■ Given problem: Exclude the pictures, then repeat the remaining data exactly.

Source records

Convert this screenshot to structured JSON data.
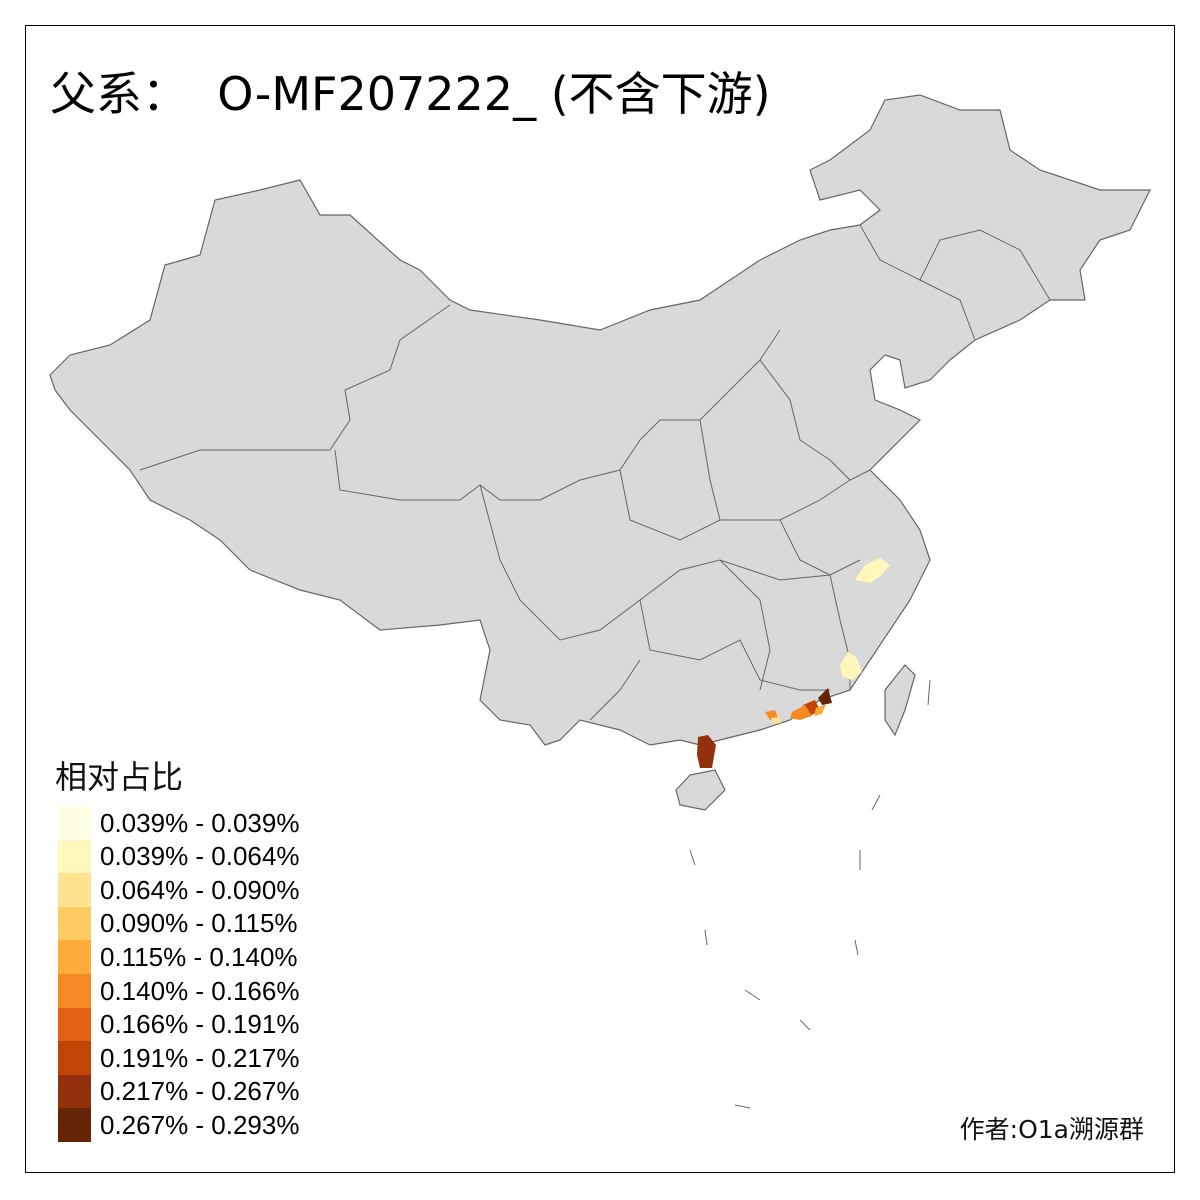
{
  "title": "父系：  O-MF207222_ (不含下游)",
  "legend": {
    "title": "相对占比",
    "items": [
      {
        "label": "0.039% - 0.039%",
        "color": "#ffffe5"
      },
      {
        "label": "0.039% - 0.064%",
        "color": "#fff7bc"
      },
      {
        "label": "0.064% - 0.090%",
        "color": "#fee391"
      },
      {
        "label": "0.090% - 0.115%",
        "color": "#fecb63"
      },
      {
        "label": "0.115% - 0.140%",
        "color": "#fdab3a"
      },
      {
        "label": "0.140% - 0.166%",
        "color": "#f58a24"
      },
      {
        "label": "0.166% - 0.191%",
        "color": "#e06212"
      },
      {
        "label": "0.191% - 0.217%",
        "color": "#c24505"
      },
      {
        "label": "0.217% - 0.267%",
        "color": "#91300a"
      },
      {
        "label": "0.267% - 0.293%",
        "color": "#662506"
      }
    ]
  },
  "author": "作者:O1a溯源群",
  "colors": {
    "land": "#d9d9d9",
    "border": "#666666",
    "no_data": "#d9d9d9"
  }
}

■ Result for this exercise:
Convert this screenshot to structured JSON data.
{
  "title": "父系：  O-MF207222_ (不含下游)",
  "legend": {
    "title": "相对占比",
    "items": [
      {
        "label": "0.039% - 0.039%",
        "color": "#ffffe5"
      },
      {
        "label": "0.039% - 0.064%",
        "color": "#fff7bc"
      },
      {
        "label": "0.064% - 0.090%",
        "color": "#fee391"
      },
      {
        "label": "0.090% - 0.115%",
        "color": "#fecb63"
      },
      {
        "label": "0.115% - 0.140%",
        "color": "#fdab3a"
      },
      {
        "label": "0.140% - 0.166%",
        "color": "#f58a24"
      },
      {
        "label": "0.166% - 0.191%",
        "color": "#e06212"
      },
      {
        "label": "0.191% - 0.217%",
        "color": "#c24505"
      },
      {
        "label": "0.217% - 0.267%",
        "color": "#91300a"
      },
      {
        "label": "0.267% - 0.293%",
        "color": "#662506"
      }
    ]
  },
  "author": "作者:O1a溯源群",
  "colors": {
    "land": "#d9d9d9",
    "border": "#666666",
    "no_data": "#d9d9d9"
  }
}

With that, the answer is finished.